Images do not belong in the copy. Retype all the entries below exactly.

■ Record excerpts ■
/---

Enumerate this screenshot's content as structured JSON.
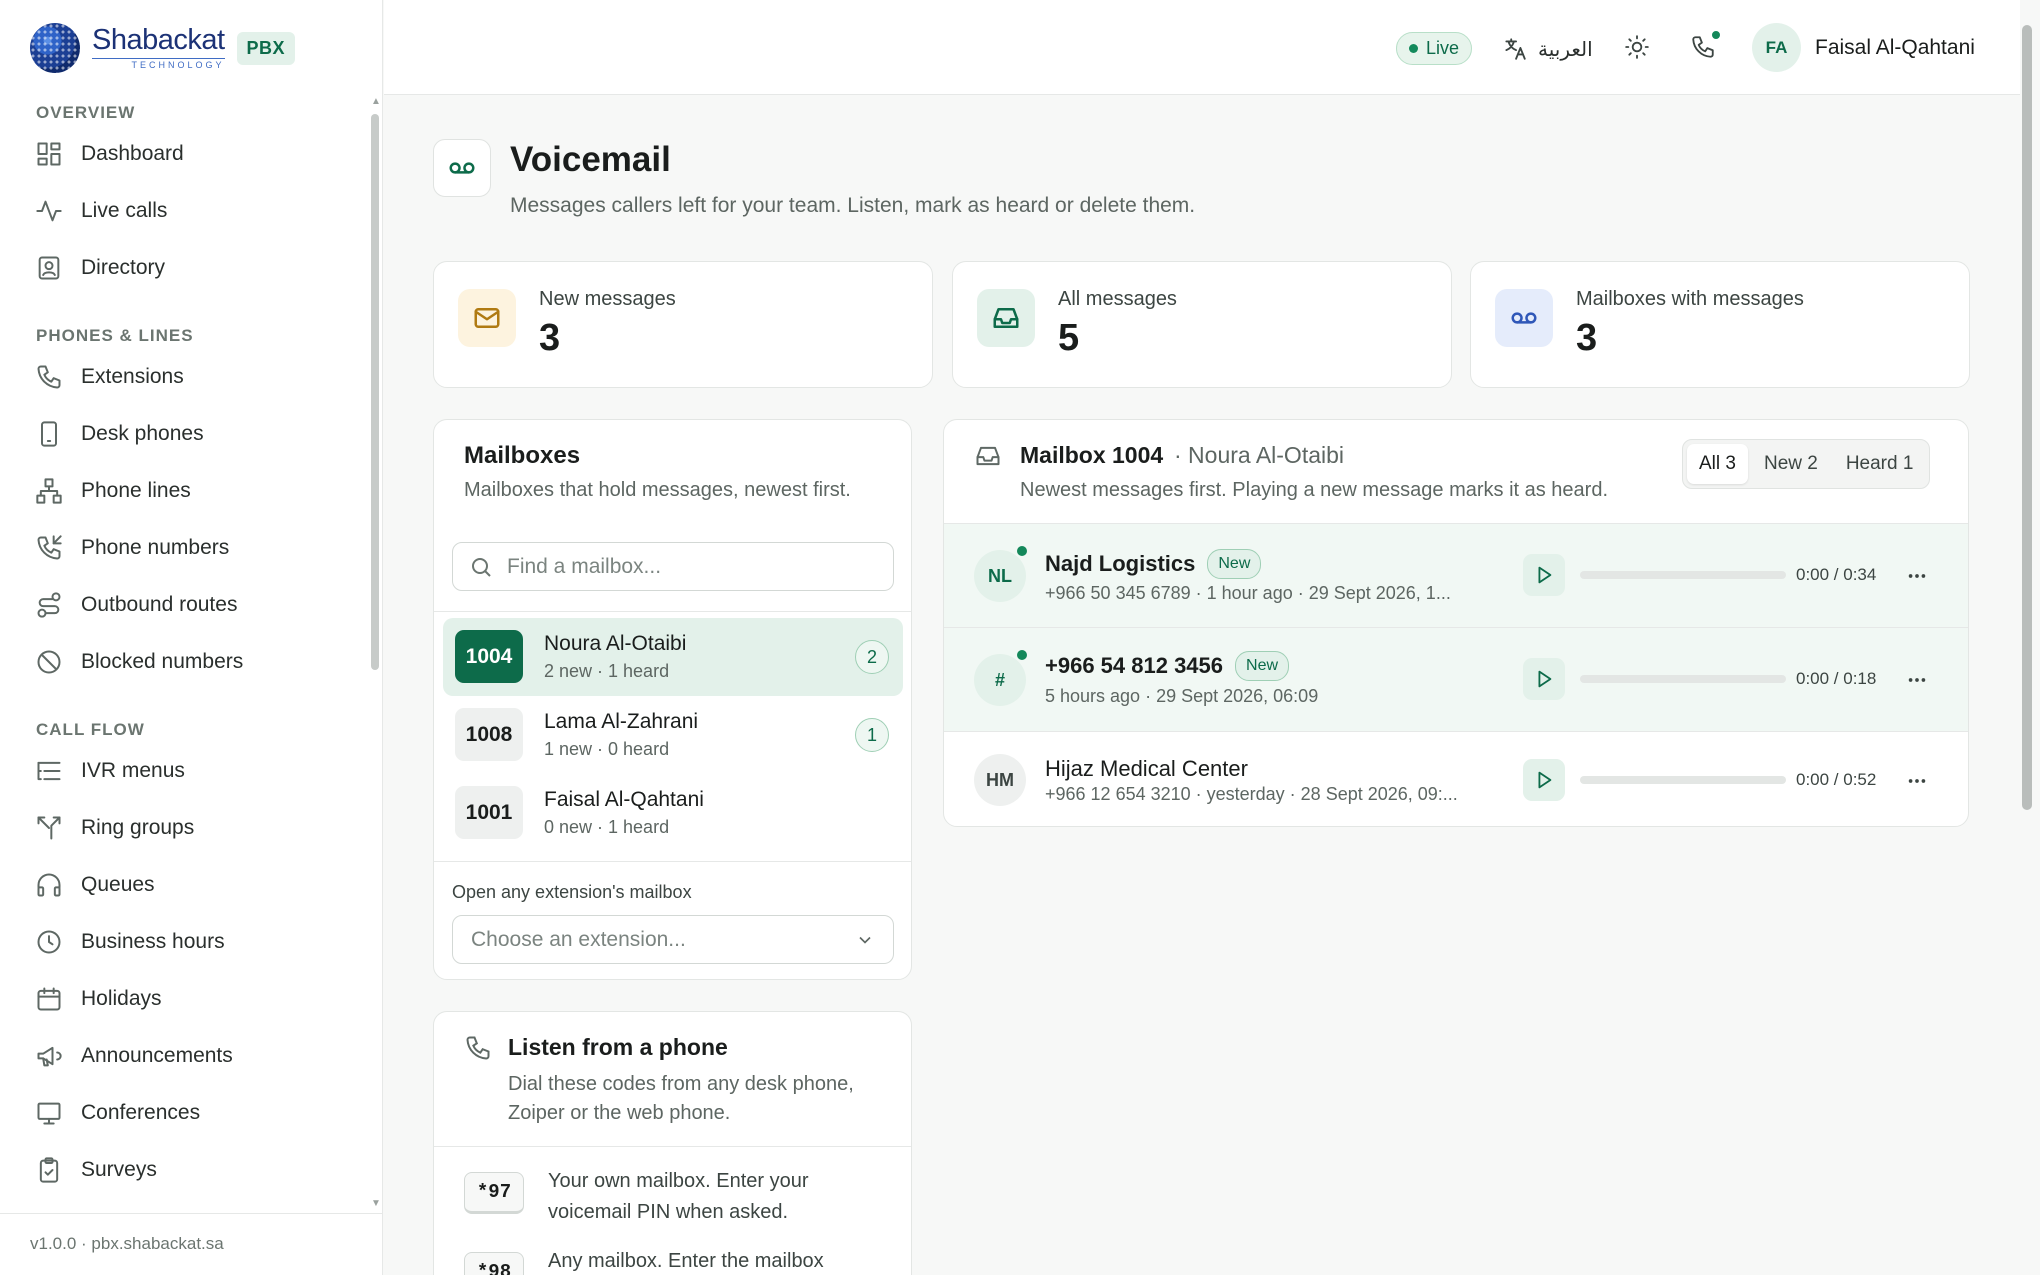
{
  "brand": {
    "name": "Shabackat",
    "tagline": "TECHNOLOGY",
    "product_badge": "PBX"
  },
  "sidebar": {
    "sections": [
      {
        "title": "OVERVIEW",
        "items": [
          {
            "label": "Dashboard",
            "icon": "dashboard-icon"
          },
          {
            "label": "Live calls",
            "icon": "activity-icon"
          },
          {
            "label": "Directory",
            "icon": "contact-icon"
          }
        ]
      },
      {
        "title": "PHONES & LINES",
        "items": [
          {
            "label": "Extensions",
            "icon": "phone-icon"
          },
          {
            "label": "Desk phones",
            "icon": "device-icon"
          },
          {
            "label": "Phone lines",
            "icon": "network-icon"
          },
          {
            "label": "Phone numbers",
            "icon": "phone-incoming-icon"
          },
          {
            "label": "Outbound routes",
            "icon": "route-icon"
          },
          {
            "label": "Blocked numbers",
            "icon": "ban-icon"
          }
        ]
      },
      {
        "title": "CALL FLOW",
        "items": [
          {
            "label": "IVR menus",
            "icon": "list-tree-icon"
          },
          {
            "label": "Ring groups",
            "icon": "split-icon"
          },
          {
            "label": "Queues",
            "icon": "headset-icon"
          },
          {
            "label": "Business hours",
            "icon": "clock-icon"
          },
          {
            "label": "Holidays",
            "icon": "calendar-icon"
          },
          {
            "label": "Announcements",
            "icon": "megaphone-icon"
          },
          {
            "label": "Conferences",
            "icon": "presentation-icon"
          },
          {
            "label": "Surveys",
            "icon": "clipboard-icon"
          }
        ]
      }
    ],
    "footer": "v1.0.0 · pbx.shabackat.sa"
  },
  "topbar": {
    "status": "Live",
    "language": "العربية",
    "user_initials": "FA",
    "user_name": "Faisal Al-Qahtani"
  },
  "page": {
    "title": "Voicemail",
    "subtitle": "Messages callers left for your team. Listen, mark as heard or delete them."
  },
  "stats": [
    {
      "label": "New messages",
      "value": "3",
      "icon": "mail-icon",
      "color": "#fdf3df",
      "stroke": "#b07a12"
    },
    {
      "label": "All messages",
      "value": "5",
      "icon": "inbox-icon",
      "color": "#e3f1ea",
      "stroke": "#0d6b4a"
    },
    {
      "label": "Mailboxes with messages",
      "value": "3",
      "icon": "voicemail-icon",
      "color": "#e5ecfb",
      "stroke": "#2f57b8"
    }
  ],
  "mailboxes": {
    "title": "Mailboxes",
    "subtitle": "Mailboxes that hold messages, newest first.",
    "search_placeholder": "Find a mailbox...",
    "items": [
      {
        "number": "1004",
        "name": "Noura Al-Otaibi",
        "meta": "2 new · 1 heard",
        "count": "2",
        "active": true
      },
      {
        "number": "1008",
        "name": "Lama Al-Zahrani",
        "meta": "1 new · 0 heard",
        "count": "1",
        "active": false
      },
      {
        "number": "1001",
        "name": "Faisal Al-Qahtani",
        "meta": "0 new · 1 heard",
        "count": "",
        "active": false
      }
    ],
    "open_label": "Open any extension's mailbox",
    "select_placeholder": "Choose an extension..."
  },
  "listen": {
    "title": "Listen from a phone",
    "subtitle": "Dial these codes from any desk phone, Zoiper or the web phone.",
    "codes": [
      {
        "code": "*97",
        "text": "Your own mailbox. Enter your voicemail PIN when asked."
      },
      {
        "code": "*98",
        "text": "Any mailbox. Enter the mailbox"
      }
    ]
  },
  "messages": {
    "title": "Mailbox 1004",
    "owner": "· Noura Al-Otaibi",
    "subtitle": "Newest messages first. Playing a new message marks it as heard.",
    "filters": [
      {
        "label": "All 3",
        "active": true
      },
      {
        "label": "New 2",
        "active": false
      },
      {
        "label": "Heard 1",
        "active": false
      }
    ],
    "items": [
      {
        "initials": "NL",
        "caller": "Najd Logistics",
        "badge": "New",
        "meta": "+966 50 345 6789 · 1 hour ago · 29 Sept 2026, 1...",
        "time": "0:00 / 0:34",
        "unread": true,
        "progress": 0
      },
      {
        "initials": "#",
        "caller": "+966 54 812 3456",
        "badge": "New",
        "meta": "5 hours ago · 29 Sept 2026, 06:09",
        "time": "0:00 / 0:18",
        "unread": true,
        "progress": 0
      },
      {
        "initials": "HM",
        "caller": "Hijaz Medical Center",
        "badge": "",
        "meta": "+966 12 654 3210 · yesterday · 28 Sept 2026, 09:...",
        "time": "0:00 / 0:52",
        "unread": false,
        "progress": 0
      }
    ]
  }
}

\---

■ Exercise output ■
Enumerate this screenshot's content as structured JSON.
{
  "brand": {
    "name": "Shabackat",
    "tagline": "TECHNOLOGY",
    "product_badge": "PBX"
  },
  "sidebar": {
    "sections": [
      {
        "title": "OVERVIEW",
        "items": [
          {
            "label": "Dashboard",
            "icon": "dashboard-icon"
          },
          {
            "label": "Live calls",
            "icon": "activity-icon"
          },
          {
            "label": "Directory",
            "icon": "contact-icon"
          }
        ]
      },
      {
        "title": "PHONES & LINES",
        "items": [
          {
            "label": "Extensions",
            "icon": "phone-icon"
          },
          {
            "label": "Desk phones",
            "icon": "device-icon"
          },
          {
            "label": "Phone lines",
            "icon": "network-icon"
          },
          {
            "label": "Phone numbers",
            "icon": "phone-incoming-icon"
          },
          {
            "label": "Outbound routes",
            "icon": "route-icon"
          },
          {
            "label": "Blocked numbers",
            "icon": "ban-icon"
          }
        ]
      },
      {
        "title": "CALL FLOW",
        "items": [
          {
            "label": "IVR menus",
            "icon": "list-tree-icon"
          },
          {
            "label": "Ring groups",
            "icon": "split-icon"
          },
          {
            "label": "Queues",
            "icon": "headset-icon"
          },
          {
            "label": "Business hours",
            "icon": "clock-icon"
          },
          {
            "label": "Holidays",
            "icon": "calendar-icon"
          },
          {
            "label": "Announcements",
            "icon": "megaphone-icon"
          },
          {
            "label": "Conferences",
            "icon": "presentation-icon"
          },
          {
            "label": "Surveys",
            "icon": "clipboard-icon"
          }
        ]
      }
    ],
    "footer": "v1.0.0 · pbx.shabackat.sa"
  },
  "topbar": {
    "status": "Live",
    "language": "العربية",
    "user_initials": "FA",
    "user_name": "Faisal Al-Qahtani"
  },
  "page": {
    "title": "Voicemail",
    "subtitle": "Messages callers left for your team. Listen, mark as heard or delete them."
  },
  "stats": [
    {
      "label": "New messages",
      "value": "3",
      "icon": "mail-icon",
      "color": "#fdf3df",
      "stroke": "#b07a12"
    },
    {
      "label": "All messages",
      "value": "5",
      "icon": "inbox-icon",
      "color": "#e3f1ea",
      "stroke": "#0d6b4a"
    },
    {
      "label": "Mailboxes with messages",
      "value": "3",
      "icon": "voicemail-icon",
      "color": "#e5ecfb",
      "stroke": "#2f57b8"
    }
  ],
  "mailboxes": {
    "title": "Mailboxes",
    "subtitle": "Mailboxes that hold messages, newest first.",
    "search_placeholder": "Find a mailbox...",
    "items": [
      {
        "number": "1004",
        "name": "Noura Al-Otaibi",
        "meta": "2 new · 1 heard",
        "count": "2",
        "active": true
      },
      {
        "number": "1008",
        "name": "Lama Al-Zahrani",
        "meta": "1 new · 0 heard",
        "count": "1",
        "active": false
      },
      {
        "number": "1001",
        "name": "Faisal Al-Qahtani",
        "meta": "0 new · 1 heard",
        "count": "",
        "active": false
      }
    ],
    "open_label": "Open any extension's mailbox",
    "select_placeholder": "Choose an extension..."
  },
  "listen": {
    "title": "Listen from a phone",
    "subtitle": "Dial these codes from any desk phone, Zoiper or the web phone.",
    "codes": [
      {
        "code": "*97",
        "text": "Your own mailbox. Enter your voicemail PIN when asked."
      },
      {
        "code": "*98",
        "text": "Any mailbox. Enter the mailbox"
      }
    ]
  },
  "messages": {
    "title": "Mailbox 1004",
    "owner": "· Noura Al-Otaibi",
    "subtitle": "Newest messages first. Playing a new message marks it as heard.",
    "filters": [
      {
        "label": "All 3",
        "active": true
      },
      {
        "label": "New 2",
        "active": false
      },
      {
        "label": "Heard 1",
        "active": false
      }
    ],
    "items": [
      {
        "initials": "NL",
        "caller": "Najd Logistics",
        "badge": "New",
        "meta": "+966 50 345 6789 · 1 hour ago · 29 Sept 2026, 1...",
        "time": "0:00 / 0:34",
        "unread": true,
        "progress": 0
      },
      {
        "initials": "#",
        "caller": "+966 54 812 3456",
        "badge": "New",
        "meta": "5 hours ago · 29 Sept 2026, 06:09",
        "time": "0:00 / 0:18",
        "unread": true,
        "progress": 0
      },
      {
        "initials": "HM",
        "caller": "Hijaz Medical Center",
        "badge": "",
        "meta": "+966 12 654 3210 · yesterday · 28 Sept 2026, 09:...",
        "time": "0:00 / 0:52",
        "unread": false,
        "progress": 0
      }
    ]
  }
}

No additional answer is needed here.